§ **Exercise prompt**
Pictures aside, repeat every entry exactly.

— START OF Task inputs —

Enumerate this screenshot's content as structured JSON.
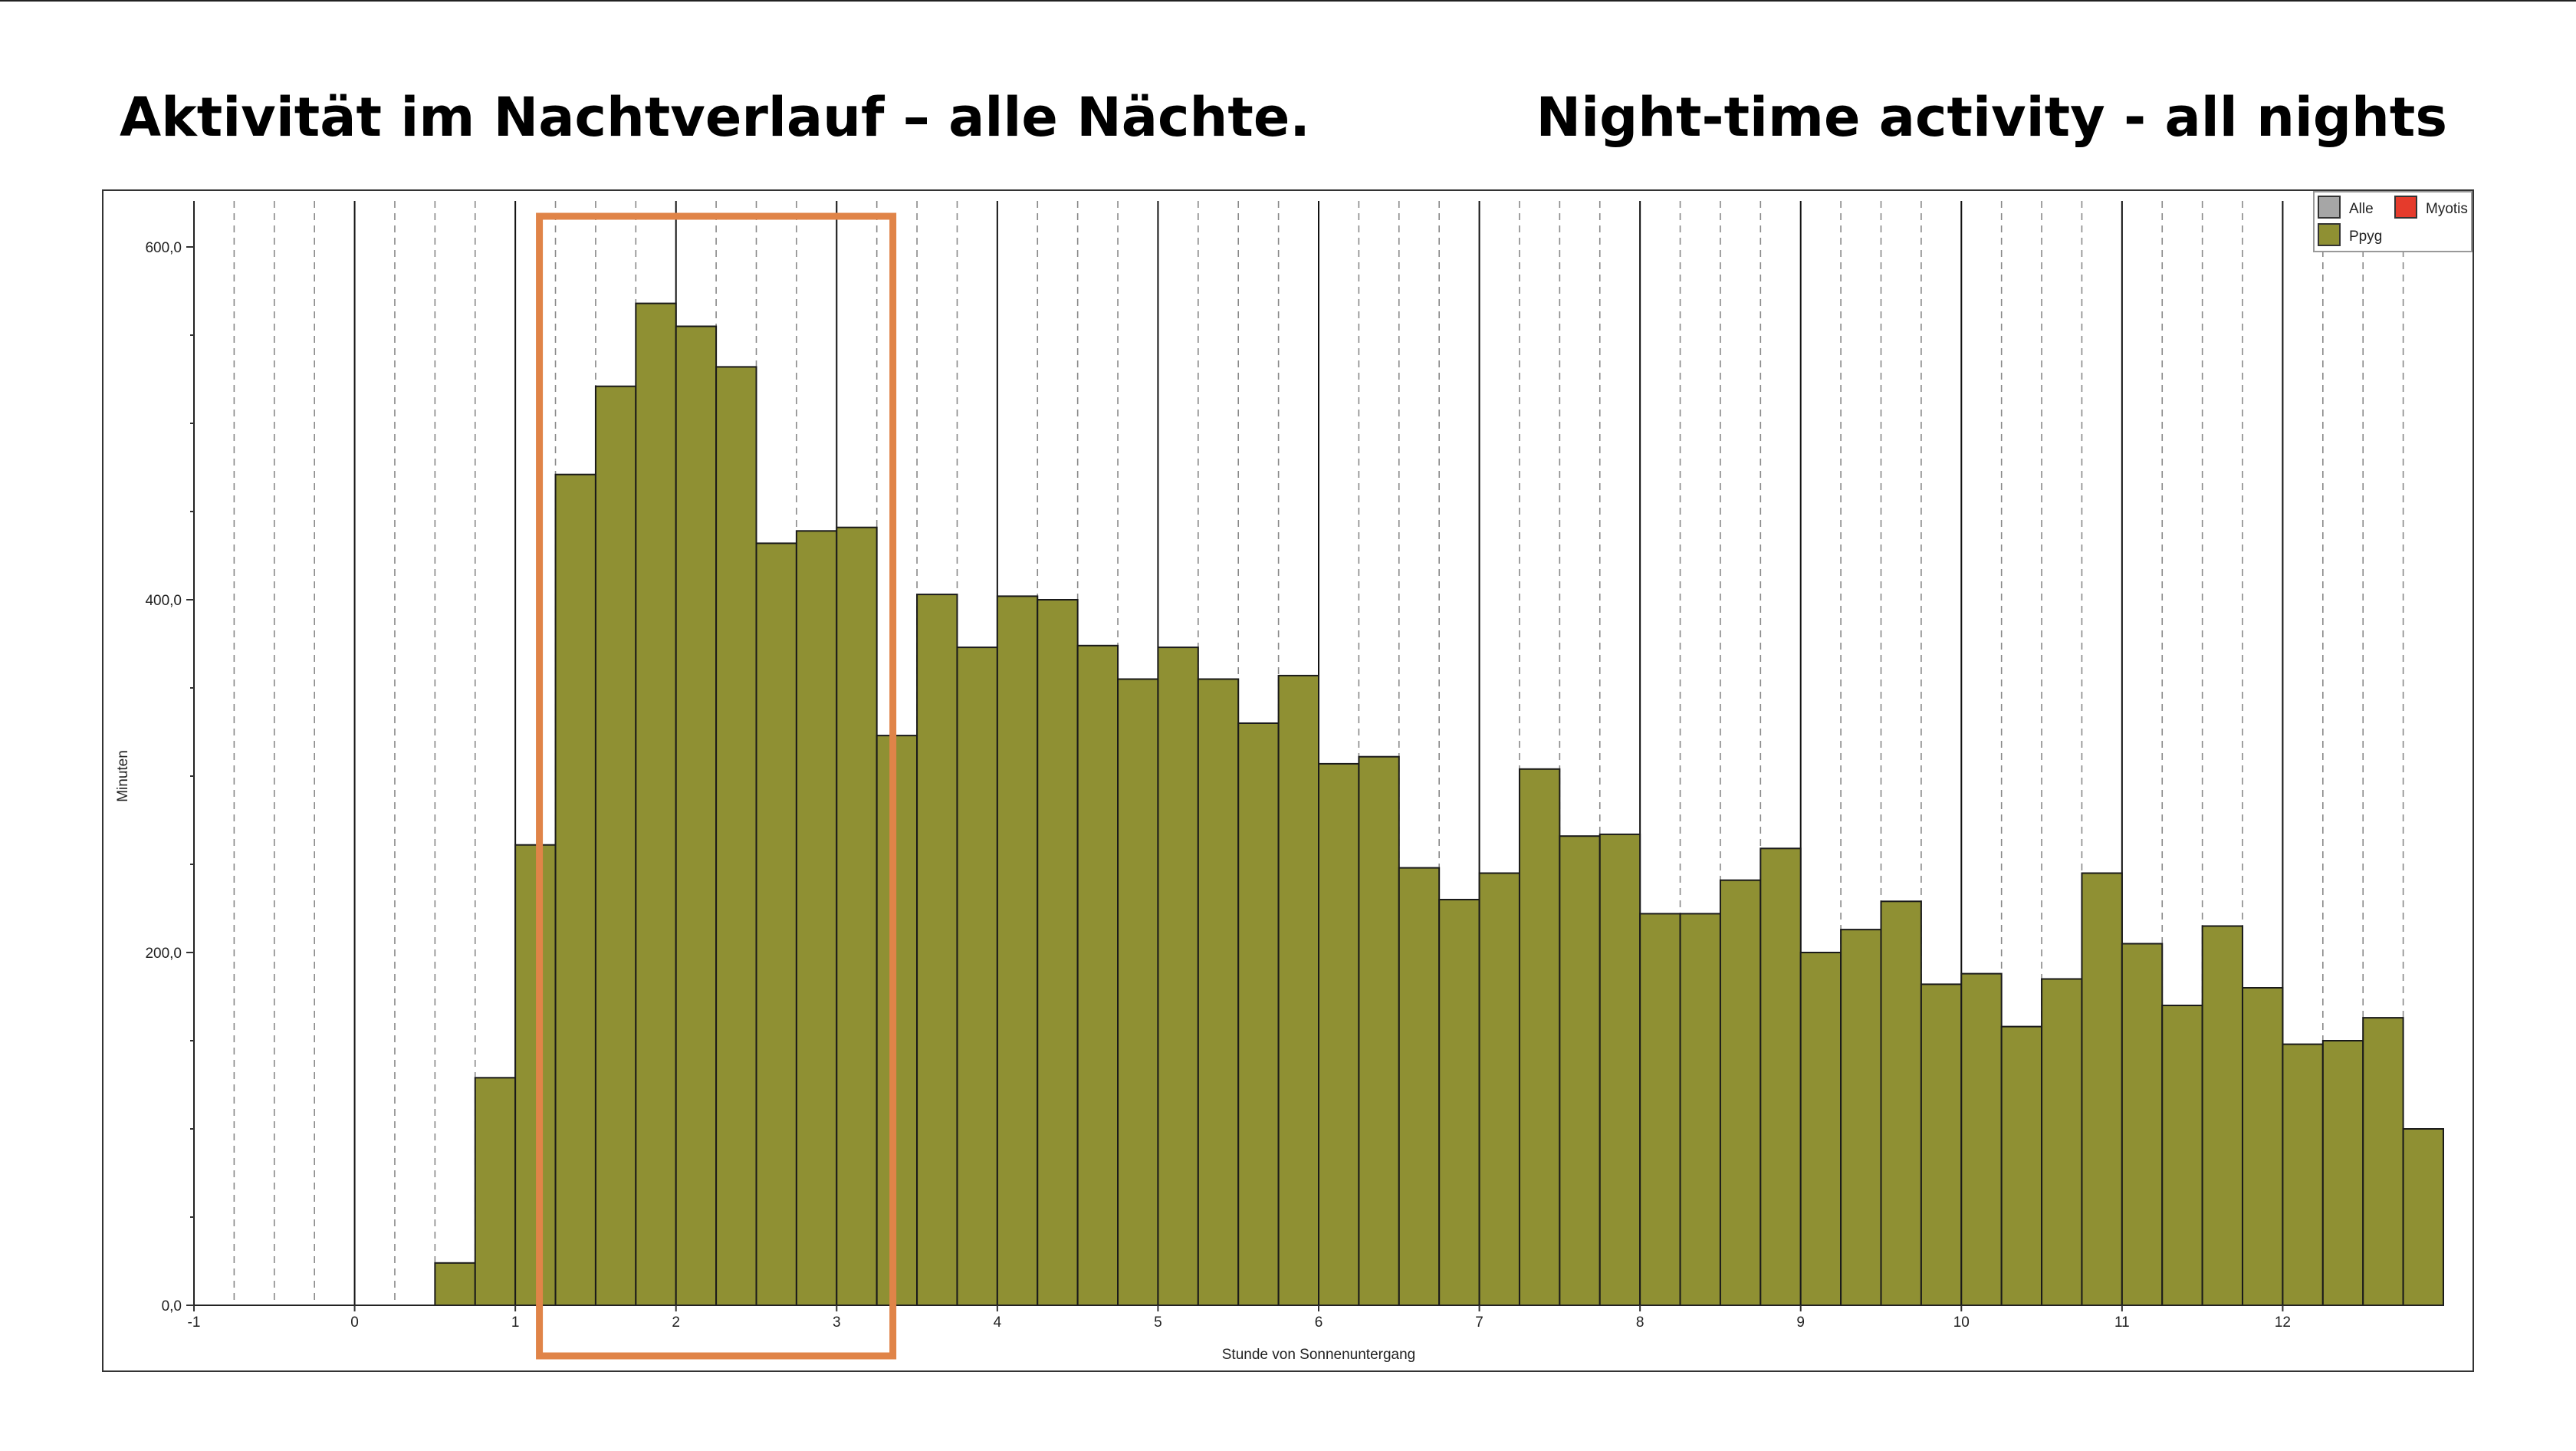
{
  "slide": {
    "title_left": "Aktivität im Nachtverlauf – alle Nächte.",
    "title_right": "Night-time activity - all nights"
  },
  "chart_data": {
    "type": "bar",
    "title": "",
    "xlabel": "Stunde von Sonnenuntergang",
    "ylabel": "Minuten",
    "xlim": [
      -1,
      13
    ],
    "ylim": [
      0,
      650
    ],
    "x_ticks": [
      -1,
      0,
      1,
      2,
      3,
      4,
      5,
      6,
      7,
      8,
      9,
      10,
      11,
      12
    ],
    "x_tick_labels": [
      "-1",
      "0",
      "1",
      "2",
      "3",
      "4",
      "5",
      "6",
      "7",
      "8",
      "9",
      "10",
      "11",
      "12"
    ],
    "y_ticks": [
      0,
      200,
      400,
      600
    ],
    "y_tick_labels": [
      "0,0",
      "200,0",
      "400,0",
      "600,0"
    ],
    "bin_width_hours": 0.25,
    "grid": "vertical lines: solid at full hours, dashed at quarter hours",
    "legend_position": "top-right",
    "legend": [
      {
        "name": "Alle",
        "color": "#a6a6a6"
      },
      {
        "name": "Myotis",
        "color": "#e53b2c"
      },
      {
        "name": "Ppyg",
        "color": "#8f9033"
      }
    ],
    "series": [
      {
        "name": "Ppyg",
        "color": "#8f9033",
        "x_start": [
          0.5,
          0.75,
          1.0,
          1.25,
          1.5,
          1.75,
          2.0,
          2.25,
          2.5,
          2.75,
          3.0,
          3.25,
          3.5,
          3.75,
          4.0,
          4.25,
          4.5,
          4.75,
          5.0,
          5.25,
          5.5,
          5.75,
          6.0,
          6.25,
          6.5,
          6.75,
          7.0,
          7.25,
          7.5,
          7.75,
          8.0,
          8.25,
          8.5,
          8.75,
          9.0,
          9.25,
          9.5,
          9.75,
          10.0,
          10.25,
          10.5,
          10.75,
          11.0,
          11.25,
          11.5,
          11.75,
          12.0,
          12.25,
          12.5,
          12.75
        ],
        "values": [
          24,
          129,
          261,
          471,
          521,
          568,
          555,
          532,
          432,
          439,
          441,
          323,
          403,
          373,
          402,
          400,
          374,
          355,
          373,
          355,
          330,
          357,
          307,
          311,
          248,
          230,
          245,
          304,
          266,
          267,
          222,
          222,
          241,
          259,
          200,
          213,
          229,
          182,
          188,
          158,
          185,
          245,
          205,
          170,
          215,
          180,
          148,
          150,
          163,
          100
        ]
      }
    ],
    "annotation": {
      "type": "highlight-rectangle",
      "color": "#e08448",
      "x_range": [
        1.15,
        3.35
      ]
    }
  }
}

— END OF Task inputs —

§ **Written reply**
Enumerate this screenshot's content as structured JSON.
{
  "slide": {
    "title_left": "Aktivität im Nachtverlauf – alle Nächte.",
    "title_right": "Night-time activity - all nights"
  },
  "chart_data": {
    "type": "bar",
    "title": "",
    "xlabel": "Stunde von Sonnenuntergang",
    "ylabel": "Minuten",
    "xlim": [
      -1,
      13
    ],
    "ylim": [
      0,
      650
    ],
    "x_ticks": [
      -1,
      0,
      1,
      2,
      3,
      4,
      5,
      6,
      7,
      8,
      9,
      10,
      11,
      12
    ],
    "x_tick_labels": [
      "-1",
      "0",
      "1",
      "2",
      "3",
      "4",
      "5",
      "6",
      "7",
      "8",
      "9",
      "10",
      "11",
      "12"
    ],
    "y_ticks": [
      0,
      200,
      400,
      600
    ],
    "y_tick_labels": [
      "0,0",
      "200,0",
      "400,0",
      "600,0"
    ],
    "bin_width_hours": 0.25,
    "grid": "vertical lines: solid at full hours, dashed at quarter hours",
    "legend_position": "top-right",
    "legend": [
      {
        "name": "Alle",
        "color": "#a6a6a6"
      },
      {
        "name": "Myotis",
        "color": "#e53b2c"
      },
      {
        "name": "Ppyg",
        "color": "#8f9033"
      }
    ],
    "series": [
      {
        "name": "Ppyg",
        "color": "#8f9033",
        "x_start": [
          0.5,
          0.75,
          1.0,
          1.25,
          1.5,
          1.75,
          2.0,
          2.25,
          2.5,
          2.75,
          3.0,
          3.25,
          3.5,
          3.75,
          4.0,
          4.25,
          4.5,
          4.75,
          5.0,
          5.25,
          5.5,
          5.75,
          6.0,
          6.25,
          6.5,
          6.75,
          7.0,
          7.25,
          7.5,
          7.75,
          8.0,
          8.25,
          8.5,
          8.75,
          9.0,
          9.25,
          9.5,
          9.75,
          10.0,
          10.25,
          10.5,
          10.75,
          11.0,
          11.25,
          11.5,
          11.75,
          12.0,
          12.25,
          12.5,
          12.75
        ],
        "values": [
          24,
          129,
          261,
          471,
          521,
          568,
          555,
          532,
          432,
          439,
          441,
          323,
          403,
          373,
          402,
          400,
          374,
          355,
          373,
          355,
          330,
          357,
          307,
          311,
          248,
          230,
          245,
          304,
          266,
          267,
          222,
          222,
          241,
          259,
          200,
          213,
          229,
          182,
          188,
          158,
          185,
          245,
          205,
          170,
          215,
          180,
          148,
          150,
          163,
          100
        ]
      }
    ],
    "annotation": {
      "type": "highlight-rectangle",
      "color": "#e08448",
      "x_range": [
        1.15,
        3.35
      ]
    }
  }
}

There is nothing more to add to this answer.